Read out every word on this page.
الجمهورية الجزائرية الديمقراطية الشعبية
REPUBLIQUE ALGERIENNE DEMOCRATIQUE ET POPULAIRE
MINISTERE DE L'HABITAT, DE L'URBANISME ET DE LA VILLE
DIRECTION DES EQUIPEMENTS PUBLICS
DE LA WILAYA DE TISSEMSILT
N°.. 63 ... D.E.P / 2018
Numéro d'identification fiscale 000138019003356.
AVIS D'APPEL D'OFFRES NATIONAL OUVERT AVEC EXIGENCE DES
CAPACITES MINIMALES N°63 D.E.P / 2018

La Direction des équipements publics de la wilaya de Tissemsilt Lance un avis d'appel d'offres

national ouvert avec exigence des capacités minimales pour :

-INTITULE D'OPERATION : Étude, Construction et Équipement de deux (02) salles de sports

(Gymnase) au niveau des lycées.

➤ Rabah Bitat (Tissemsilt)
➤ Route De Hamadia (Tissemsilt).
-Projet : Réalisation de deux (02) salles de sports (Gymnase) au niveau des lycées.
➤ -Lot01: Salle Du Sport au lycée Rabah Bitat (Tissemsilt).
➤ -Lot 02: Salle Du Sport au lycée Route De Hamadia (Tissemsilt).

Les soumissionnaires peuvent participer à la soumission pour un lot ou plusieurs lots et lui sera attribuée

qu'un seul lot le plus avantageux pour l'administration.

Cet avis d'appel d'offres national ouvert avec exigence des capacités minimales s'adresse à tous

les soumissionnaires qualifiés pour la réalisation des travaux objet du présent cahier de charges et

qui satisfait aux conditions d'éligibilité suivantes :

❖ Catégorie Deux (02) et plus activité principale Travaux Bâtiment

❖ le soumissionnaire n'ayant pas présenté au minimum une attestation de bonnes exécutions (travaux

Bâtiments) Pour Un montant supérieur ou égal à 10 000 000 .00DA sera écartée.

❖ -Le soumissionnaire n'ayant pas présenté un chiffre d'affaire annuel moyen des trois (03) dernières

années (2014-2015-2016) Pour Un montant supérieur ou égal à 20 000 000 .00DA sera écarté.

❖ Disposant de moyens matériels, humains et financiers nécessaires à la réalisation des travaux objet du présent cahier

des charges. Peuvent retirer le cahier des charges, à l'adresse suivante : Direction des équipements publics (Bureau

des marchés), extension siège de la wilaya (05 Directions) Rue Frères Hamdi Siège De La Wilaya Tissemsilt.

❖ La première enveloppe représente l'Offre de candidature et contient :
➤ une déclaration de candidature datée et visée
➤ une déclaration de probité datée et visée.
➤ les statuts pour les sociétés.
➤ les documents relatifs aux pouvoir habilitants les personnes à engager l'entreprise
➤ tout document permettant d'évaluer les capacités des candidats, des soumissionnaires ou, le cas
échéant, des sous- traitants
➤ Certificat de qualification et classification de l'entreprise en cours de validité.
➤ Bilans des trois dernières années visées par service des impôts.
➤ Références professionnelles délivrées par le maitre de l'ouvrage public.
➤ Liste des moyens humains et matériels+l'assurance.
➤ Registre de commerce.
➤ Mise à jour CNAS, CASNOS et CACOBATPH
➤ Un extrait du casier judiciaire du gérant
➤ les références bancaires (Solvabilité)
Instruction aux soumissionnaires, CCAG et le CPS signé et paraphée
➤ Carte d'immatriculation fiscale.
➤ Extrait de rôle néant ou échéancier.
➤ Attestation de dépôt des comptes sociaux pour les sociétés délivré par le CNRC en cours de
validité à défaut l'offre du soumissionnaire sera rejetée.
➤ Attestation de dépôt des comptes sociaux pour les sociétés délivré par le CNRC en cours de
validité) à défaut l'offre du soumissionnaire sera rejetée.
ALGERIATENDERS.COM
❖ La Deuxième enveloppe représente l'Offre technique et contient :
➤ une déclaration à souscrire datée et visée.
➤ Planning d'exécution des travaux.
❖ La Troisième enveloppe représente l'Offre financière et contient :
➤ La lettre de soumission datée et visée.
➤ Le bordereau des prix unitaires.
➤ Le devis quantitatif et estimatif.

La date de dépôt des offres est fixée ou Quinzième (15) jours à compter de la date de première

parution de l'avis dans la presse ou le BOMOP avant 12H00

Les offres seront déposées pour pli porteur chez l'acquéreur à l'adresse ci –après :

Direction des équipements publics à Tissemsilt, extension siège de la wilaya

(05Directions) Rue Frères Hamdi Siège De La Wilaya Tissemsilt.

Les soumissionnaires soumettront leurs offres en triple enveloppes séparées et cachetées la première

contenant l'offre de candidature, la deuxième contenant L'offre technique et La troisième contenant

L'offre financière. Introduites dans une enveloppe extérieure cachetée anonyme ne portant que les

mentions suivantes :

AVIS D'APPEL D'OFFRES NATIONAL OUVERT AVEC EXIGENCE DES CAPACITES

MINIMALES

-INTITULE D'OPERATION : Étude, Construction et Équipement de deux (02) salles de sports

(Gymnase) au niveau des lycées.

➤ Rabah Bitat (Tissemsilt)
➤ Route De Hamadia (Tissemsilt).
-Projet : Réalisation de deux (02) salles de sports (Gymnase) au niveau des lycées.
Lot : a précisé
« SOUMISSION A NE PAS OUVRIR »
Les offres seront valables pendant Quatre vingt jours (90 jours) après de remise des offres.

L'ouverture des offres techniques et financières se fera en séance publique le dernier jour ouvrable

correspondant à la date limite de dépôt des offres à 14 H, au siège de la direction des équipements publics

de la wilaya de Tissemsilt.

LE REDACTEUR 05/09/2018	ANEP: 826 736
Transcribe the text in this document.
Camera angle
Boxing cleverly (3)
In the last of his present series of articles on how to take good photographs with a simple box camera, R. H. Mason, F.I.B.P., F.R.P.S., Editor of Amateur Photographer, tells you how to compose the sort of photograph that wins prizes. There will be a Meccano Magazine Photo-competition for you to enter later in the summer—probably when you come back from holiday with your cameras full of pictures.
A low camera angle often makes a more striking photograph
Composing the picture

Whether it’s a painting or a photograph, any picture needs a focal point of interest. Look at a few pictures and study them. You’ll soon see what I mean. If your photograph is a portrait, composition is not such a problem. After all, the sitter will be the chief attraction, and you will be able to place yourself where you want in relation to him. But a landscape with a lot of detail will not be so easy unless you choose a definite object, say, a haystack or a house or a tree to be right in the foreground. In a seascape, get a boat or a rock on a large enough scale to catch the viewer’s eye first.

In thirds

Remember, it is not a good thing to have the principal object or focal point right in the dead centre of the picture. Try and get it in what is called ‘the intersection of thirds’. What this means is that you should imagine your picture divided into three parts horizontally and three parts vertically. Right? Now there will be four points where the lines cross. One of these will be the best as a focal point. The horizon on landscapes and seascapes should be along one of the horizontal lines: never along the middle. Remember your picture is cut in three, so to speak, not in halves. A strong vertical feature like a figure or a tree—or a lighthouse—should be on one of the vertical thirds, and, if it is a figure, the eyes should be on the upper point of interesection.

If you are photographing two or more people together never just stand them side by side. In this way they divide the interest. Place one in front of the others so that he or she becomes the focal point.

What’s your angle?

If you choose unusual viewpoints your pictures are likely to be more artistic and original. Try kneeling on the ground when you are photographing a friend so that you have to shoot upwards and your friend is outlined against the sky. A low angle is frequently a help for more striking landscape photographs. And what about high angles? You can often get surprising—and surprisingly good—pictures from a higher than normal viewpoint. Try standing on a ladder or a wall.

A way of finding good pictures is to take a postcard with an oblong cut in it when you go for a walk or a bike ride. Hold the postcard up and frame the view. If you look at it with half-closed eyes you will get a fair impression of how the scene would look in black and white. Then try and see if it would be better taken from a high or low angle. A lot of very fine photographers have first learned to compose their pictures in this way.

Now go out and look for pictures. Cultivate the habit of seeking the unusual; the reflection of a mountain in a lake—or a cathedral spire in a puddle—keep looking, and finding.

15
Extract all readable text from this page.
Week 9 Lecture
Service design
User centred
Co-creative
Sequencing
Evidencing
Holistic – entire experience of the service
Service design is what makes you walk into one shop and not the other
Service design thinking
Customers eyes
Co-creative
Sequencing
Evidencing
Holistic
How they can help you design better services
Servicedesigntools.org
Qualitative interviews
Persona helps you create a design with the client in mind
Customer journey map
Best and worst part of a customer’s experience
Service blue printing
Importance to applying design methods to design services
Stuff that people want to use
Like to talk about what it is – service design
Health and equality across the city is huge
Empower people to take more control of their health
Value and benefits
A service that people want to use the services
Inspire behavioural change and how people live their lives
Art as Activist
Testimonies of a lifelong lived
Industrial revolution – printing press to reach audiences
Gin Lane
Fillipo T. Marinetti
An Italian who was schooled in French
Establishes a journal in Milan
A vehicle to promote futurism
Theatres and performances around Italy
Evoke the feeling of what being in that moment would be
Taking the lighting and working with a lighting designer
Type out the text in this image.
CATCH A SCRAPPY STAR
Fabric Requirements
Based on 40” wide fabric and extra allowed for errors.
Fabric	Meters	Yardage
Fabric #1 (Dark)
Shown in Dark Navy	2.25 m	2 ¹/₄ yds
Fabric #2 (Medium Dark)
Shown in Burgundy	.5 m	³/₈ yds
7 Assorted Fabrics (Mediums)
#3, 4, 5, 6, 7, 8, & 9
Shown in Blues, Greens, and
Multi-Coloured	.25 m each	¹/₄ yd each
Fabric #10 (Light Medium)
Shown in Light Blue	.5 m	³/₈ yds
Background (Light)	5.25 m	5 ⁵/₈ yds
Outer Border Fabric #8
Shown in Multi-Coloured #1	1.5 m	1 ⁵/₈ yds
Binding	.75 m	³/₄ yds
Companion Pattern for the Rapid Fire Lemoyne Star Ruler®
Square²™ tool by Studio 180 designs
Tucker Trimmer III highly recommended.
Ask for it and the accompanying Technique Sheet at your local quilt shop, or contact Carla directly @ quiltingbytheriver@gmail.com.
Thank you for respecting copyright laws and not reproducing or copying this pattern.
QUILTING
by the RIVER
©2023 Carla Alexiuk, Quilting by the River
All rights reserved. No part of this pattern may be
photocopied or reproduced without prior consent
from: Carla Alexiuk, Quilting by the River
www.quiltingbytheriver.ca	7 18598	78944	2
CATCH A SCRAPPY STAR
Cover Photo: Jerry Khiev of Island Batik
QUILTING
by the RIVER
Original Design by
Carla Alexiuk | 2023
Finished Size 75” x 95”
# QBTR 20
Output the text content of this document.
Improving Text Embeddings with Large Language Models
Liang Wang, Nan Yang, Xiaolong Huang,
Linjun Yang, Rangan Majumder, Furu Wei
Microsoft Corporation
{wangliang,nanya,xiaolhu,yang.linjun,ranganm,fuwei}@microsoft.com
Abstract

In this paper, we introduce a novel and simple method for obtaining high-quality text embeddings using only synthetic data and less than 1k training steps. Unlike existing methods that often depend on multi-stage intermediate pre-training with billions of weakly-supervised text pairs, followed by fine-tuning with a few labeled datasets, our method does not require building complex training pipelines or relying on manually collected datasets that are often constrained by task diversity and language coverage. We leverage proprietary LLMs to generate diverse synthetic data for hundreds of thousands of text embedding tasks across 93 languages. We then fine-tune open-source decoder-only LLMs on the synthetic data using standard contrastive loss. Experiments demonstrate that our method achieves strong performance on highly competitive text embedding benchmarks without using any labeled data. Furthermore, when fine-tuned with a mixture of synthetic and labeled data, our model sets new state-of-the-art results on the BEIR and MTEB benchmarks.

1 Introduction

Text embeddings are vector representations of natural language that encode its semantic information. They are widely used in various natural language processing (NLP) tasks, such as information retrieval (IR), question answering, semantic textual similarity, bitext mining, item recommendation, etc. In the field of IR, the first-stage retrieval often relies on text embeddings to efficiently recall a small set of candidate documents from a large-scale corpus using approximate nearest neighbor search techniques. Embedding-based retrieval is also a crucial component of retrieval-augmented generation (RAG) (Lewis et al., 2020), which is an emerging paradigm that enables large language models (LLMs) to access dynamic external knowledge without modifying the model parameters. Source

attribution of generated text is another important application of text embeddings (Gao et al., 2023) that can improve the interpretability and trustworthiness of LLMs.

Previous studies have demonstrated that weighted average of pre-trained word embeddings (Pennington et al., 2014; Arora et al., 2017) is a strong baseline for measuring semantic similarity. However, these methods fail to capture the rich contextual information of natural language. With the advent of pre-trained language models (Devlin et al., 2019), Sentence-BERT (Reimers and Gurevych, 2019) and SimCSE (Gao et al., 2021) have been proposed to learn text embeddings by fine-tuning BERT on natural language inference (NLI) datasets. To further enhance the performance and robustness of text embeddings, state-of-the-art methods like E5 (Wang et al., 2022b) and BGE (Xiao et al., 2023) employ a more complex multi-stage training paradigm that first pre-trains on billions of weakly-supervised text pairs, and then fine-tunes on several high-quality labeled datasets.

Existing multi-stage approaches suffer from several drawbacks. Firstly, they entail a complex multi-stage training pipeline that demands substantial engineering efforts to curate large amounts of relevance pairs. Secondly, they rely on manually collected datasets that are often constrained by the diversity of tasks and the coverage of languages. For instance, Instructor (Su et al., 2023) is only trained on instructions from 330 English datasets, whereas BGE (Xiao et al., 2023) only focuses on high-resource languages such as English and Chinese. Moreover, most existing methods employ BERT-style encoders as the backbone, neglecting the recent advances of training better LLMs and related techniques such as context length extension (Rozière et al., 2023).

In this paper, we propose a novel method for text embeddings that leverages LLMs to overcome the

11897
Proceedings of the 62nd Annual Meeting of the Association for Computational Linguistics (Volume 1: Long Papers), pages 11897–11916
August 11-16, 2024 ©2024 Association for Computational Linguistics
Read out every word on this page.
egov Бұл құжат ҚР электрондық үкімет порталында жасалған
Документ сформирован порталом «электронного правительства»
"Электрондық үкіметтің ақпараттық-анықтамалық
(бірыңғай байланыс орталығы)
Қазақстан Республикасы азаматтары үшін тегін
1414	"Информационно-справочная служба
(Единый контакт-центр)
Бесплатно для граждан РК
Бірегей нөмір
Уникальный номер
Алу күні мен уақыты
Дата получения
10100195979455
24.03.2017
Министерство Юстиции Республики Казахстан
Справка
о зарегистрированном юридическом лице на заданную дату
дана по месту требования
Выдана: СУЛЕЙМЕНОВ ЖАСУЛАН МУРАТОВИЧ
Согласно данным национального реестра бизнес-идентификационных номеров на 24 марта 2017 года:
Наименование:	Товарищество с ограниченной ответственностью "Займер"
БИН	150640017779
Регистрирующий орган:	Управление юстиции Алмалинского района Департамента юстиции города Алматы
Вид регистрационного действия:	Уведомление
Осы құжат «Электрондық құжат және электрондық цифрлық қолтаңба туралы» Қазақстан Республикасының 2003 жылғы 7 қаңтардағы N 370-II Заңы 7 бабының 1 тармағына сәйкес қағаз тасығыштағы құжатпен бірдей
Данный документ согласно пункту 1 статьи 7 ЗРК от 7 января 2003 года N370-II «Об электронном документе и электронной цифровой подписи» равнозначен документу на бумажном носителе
....
Short problem |
Return each line with "unusual".

Expected output |
If you choose unusual viewpoints your pictures are likely to be more artistic and original. Try kneeling on the ground when you are photographing a friend so that you have to shoot upwards and your friend is outlined against the sky. A low angle is frequently a help for more striking landscape photographs. And what about high angles? You can often get surprising—and surprisingly good—pictures from a higher than normal viewpoint. Try standing on a ladder or a wall.
Now go out and look for pictures. Cultivate the habit of seeking the unusual; the reflection of a mountain in a lake—or a cathedral spire in a puddle—keep looking, and finding.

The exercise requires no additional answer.